### What you need to do:
Omit every picture while repeating the entries exactly.

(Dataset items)

::::

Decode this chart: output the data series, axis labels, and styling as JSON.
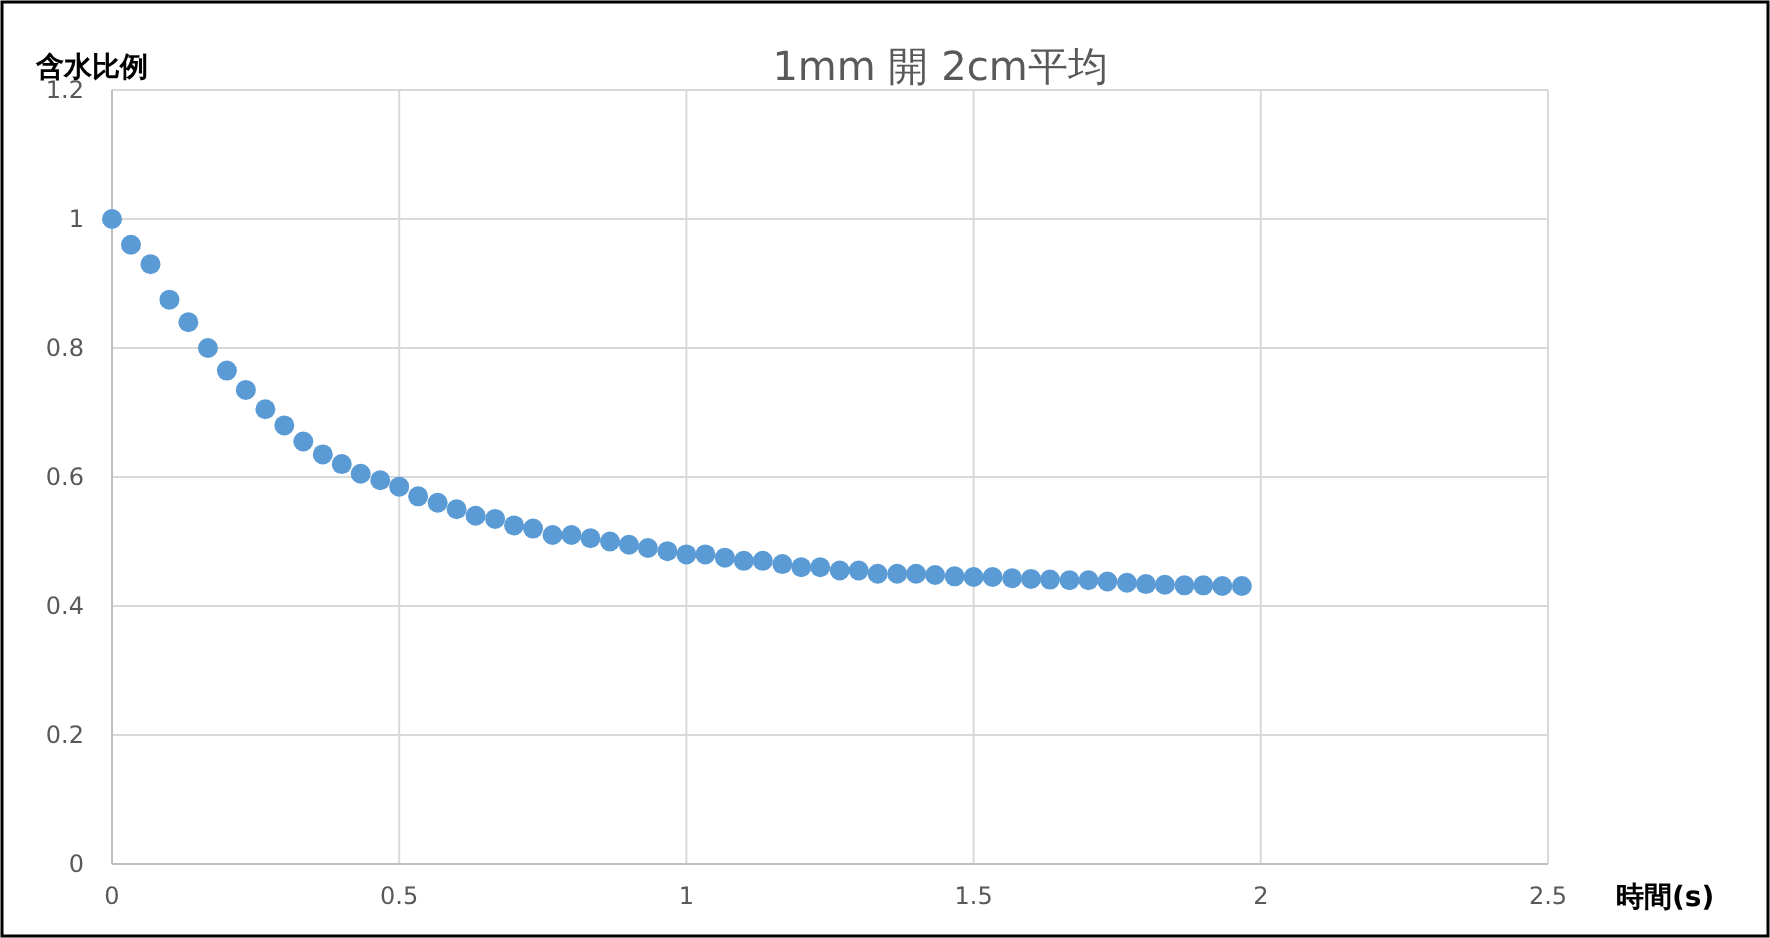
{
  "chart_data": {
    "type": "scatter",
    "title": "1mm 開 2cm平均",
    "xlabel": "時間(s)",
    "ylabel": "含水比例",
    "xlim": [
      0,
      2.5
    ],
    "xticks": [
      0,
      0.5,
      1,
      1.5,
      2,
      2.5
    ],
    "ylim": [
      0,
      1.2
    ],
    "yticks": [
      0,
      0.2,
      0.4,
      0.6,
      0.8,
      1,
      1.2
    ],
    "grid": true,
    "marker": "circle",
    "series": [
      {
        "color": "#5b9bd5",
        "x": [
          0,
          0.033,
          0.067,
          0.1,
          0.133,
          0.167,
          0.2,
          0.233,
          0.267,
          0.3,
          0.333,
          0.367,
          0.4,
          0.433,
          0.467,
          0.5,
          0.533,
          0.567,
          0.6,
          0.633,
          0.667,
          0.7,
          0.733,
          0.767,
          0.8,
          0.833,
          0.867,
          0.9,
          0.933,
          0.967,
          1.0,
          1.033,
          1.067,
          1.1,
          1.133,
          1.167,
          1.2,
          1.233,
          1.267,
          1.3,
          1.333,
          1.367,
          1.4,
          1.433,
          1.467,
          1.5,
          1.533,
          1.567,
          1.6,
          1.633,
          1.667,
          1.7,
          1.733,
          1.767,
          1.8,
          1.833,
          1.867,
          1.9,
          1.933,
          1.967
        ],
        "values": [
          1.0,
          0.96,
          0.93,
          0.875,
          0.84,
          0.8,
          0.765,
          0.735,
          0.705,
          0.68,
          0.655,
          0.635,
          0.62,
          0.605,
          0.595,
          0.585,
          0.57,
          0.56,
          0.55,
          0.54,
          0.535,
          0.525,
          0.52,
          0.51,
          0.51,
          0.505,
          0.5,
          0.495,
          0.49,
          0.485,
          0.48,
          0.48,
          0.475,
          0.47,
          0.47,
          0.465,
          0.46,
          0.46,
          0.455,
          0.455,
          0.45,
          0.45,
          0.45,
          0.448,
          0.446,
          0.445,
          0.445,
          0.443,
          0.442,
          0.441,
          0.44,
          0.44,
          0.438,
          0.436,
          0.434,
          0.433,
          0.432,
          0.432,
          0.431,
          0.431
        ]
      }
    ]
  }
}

::::

### Answer to this exercise:
Decode this chart: output the data series, axis labels, and styling as JSON.
{
  "chart_data": {
    "type": "scatter",
    "title": "1mm 開 2cm平均",
    "xlabel": "時間(s)",
    "ylabel": "含水比例",
    "xlim": [
      0,
      2.5
    ],
    "xticks": [
      0,
      0.5,
      1,
      1.5,
      2,
      2.5
    ],
    "ylim": [
      0,
      1.2
    ],
    "yticks": [
      0,
      0.2,
      0.4,
      0.6,
      0.8,
      1,
      1.2
    ],
    "grid": true,
    "marker": "circle",
    "series": [
      {
        "color": "#5b9bd5",
        "x": [
          0,
          0.033,
          0.067,
          0.1,
          0.133,
          0.167,
          0.2,
          0.233,
          0.267,
          0.3,
          0.333,
          0.367,
          0.4,
          0.433,
          0.467,
          0.5,
          0.533,
          0.567,
          0.6,
          0.633,
          0.667,
          0.7,
          0.733,
          0.767,
          0.8,
          0.833,
          0.867,
          0.9,
          0.933,
          0.967,
          1.0,
          1.033,
          1.067,
          1.1,
          1.133,
          1.167,
          1.2,
          1.233,
          1.267,
          1.3,
          1.333,
          1.367,
          1.4,
          1.433,
          1.467,
          1.5,
          1.533,
          1.567,
          1.6,
          1.633,
          1.667,
          1.7,
          1.733,
          1.767,
          1.8,
          1.833,
          1.867,
          1.9,
          1.933,
          1.967
        ],
        "values": [
          1.0,
          0.96,
          0.93,
          0.875,
          0.84,
          0.8,
          0.765,
          0.735,
          0.705,
          0.68,
          0.655,
          0.635,
          0.62,
          0.605,
          0.595,
          0.585,
          0.57,
          0.56,
          0.55,
          0.54,
          0.535,
          0.525,
          0.52,
          0.51,
          0.51,
          0.505,
          0.5,
          0.495,
          0.49,
          0.485,
          0.48,
          0.48,
          0.475,
          0.47,
          0.47,
          0.465,
          0.46,
          0.46,
          0.455,
          0.455,
          0.45,
          0.45,
          0.45,
          0.448,
          0.446,
          0.445,
          0.445,
          0.443,
          0.442,
          0.441,
          0.44,
          0.44,
          0.438,
          0.436,
          0.434,
          0.433,
          0.432,
          0.432,
          0.431,
          0.431
        ]
      }
    ]
  }
}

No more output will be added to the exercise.